(Records that describe figures)
* begin *
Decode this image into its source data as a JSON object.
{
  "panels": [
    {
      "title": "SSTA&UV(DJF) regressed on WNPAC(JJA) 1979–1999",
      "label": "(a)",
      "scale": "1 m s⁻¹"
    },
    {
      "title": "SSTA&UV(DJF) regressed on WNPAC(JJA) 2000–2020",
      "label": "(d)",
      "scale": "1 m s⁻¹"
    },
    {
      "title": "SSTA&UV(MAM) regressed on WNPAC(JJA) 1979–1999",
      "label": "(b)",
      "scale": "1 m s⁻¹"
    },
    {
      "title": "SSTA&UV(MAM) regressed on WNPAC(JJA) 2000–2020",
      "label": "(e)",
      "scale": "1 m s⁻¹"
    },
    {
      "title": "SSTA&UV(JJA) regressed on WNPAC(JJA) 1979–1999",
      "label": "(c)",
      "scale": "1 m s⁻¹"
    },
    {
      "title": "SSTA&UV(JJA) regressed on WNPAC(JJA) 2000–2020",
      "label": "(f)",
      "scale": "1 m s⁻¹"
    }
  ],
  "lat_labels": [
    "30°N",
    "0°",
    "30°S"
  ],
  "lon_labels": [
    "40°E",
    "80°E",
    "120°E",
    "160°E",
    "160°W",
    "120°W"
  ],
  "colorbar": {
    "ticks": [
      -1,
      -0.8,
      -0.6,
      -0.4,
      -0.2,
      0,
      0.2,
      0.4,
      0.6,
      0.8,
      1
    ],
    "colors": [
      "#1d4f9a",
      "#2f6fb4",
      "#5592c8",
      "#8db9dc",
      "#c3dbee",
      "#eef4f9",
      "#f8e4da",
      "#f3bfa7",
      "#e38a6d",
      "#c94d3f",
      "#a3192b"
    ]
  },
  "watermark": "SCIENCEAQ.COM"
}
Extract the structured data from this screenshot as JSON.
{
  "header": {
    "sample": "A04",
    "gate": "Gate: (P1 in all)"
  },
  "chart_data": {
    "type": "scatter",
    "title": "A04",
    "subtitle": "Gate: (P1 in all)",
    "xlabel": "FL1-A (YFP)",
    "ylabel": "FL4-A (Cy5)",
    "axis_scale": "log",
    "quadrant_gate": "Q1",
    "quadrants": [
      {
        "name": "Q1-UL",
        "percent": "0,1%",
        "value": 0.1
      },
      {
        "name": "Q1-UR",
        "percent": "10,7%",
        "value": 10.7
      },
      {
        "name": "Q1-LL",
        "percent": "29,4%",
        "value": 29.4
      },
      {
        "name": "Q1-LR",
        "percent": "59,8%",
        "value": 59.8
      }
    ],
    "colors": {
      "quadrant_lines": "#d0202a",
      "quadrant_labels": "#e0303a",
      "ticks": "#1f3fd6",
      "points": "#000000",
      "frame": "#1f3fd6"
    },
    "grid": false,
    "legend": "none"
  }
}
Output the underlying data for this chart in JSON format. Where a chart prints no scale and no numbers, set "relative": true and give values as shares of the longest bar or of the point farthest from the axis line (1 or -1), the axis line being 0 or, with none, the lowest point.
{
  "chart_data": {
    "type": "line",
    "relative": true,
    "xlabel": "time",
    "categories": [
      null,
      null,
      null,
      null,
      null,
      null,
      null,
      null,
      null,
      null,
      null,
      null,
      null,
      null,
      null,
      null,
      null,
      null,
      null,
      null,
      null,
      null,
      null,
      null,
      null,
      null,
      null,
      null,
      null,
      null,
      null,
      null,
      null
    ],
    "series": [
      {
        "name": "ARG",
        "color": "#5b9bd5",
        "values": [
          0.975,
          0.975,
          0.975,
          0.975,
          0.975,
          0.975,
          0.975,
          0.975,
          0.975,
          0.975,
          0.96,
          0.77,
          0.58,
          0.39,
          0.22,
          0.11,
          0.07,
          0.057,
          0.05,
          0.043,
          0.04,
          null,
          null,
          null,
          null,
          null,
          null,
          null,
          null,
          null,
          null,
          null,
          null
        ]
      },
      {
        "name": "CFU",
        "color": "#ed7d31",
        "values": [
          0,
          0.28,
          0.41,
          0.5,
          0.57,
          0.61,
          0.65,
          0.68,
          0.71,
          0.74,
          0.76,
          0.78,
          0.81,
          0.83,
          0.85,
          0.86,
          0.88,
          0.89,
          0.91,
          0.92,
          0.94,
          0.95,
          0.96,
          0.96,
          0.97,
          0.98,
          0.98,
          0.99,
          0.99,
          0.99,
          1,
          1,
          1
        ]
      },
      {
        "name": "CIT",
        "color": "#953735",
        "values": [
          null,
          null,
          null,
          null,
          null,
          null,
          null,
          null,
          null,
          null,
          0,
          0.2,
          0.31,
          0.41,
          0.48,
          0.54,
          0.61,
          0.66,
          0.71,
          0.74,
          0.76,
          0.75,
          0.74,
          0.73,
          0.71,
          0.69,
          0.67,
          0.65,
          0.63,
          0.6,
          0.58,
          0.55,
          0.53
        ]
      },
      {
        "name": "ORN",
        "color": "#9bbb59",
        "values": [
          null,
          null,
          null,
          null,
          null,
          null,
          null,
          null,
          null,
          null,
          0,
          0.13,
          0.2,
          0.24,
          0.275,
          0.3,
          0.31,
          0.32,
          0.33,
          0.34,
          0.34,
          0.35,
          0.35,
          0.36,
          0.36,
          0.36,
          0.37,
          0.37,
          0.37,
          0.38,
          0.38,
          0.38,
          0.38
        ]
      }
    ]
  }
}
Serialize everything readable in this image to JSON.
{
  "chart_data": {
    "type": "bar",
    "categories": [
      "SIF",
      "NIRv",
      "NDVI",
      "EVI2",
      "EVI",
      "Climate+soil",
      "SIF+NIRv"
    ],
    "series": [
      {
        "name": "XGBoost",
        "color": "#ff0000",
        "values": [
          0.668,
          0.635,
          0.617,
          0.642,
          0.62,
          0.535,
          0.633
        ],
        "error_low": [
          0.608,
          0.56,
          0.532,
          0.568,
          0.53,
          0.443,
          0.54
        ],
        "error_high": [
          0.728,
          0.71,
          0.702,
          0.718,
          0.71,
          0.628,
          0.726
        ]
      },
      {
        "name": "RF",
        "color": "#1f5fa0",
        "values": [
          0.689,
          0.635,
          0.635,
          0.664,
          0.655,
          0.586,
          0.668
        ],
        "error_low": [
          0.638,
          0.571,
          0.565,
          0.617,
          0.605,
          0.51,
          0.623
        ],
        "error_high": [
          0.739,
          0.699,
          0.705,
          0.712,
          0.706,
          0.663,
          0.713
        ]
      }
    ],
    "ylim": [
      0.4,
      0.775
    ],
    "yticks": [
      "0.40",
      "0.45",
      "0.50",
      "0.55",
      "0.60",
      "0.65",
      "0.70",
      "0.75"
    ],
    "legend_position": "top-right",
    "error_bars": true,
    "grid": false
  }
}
* end *
• **WHAT IS BEING ASKED**: Only the number is wanted: how many lines of the material contain the word "this"?

• **FULL OUTPUT**: 4